_TASK DIRECTIONS:_ Here are some records; quote them exactly, leaving out the pictures.

_STORED DATA:_

'''

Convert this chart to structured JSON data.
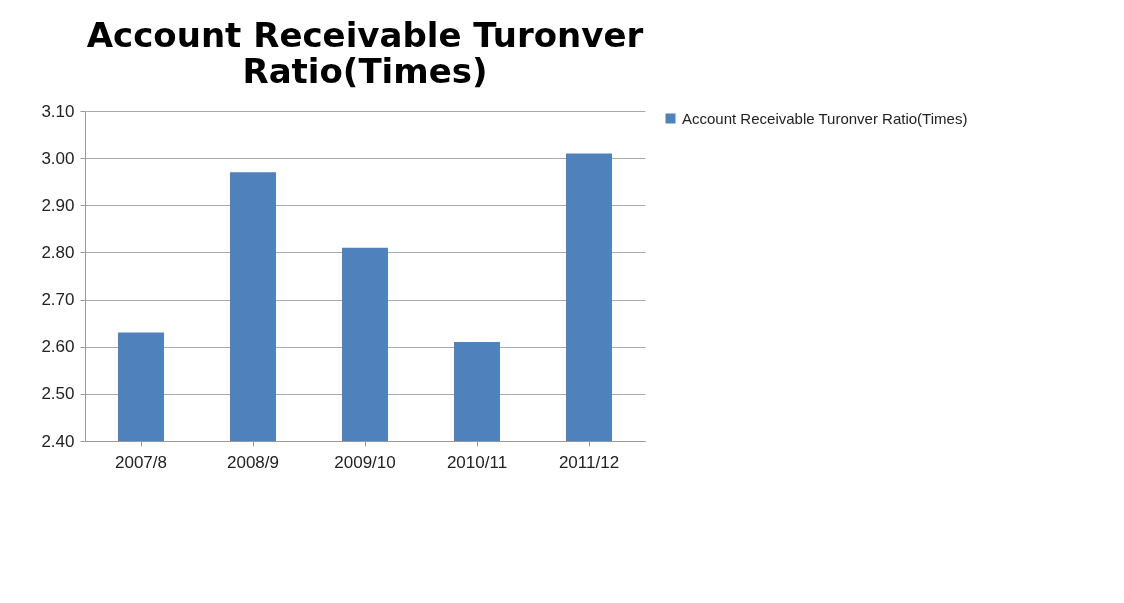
{
  "chart_data": {
    "type": "bar",
    "title": "Account Receivable Turonver Ratio(Times)",
    "categories": [
      "2007/8",
      "2008/9",
      "2009/10",
      "2010/11",
      "2011/12"
    ],
    "series": [
      {
        "name": "Account Receivable Turonver Ratio(Times)",
        "color": "#4f81bd",
        "values": [
          2.63,
          2.97,
          2.81,
          2.61,
          3.01
        ]
      }
    ],
    "ylim": [
      2.4,
      3.1
    ],
    "yticks": [
      {
        "value": 2.4,
        "label": "2.40"
      },
      {
        "value": 2.5,
        "label": "2.50"
      },
      {
        "value": 2.6,
        "label": "2.60"
      },
      {
        "value": 2.7,
        "label": "2.70"
      },
      {
        "value": 2.8,
        "label": "2.80"
      },
      {
        "value": 2.9,
        "label": "2.90"
      },
      {
        "value": 3.0,
        "label": "3.00"
      },
      {
        "value": 3.1,
        "label": "3.10"
      }
    ],
    "grid": true,
    "legend": "right"
  }
}
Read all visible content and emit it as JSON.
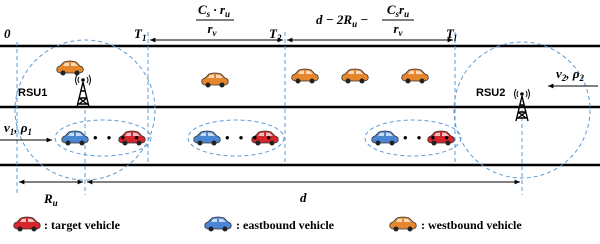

'''

_THE ANSWER:_
Convert this chart to structured JSON data.
{
  "chart_data": {
    "type": "bar",
    "title": "Account Receivable Turonver Ratio(Times)",
    "categories": [
      "2007/8",
      "2008/9",
      "2009/10",
      "2010/11",
      "2011/12"
    ],
    "series": [
      {
        "name": "Account Receivable Turonver Ratio(Times)",
        "color": "#4f81bd",
        "values": [
          2.63,
          2.97,
          2.81,
          2.61,
          3.01
        ]
      }
    ],
    "ylim": [
      2.4,
      3.1
    ],
    "yticks": [
      {
        "value": 2.4,
        "label": "2.40"
      },
      {
        "value": 2.5,
        "label": "2.50"
      },
      {
        "value": 2.6,
        "label": "2.60"
      },
      {
        "value": 2.7,
        "label": "2.70"
      },
      {
        "value": 2.8,
        "label": "2.80"
      },
      {
        "value": 2.9,
        "label": "2.90"
      },
      {
        "value": 3.0,
        "label": "3.00"
      },
      {
        "value": 3.1,
        "label": "3.10"
      }
    ],
    "grid": true,
    "legend": "right"
  }
}
Read all visible content and emit it as JSON.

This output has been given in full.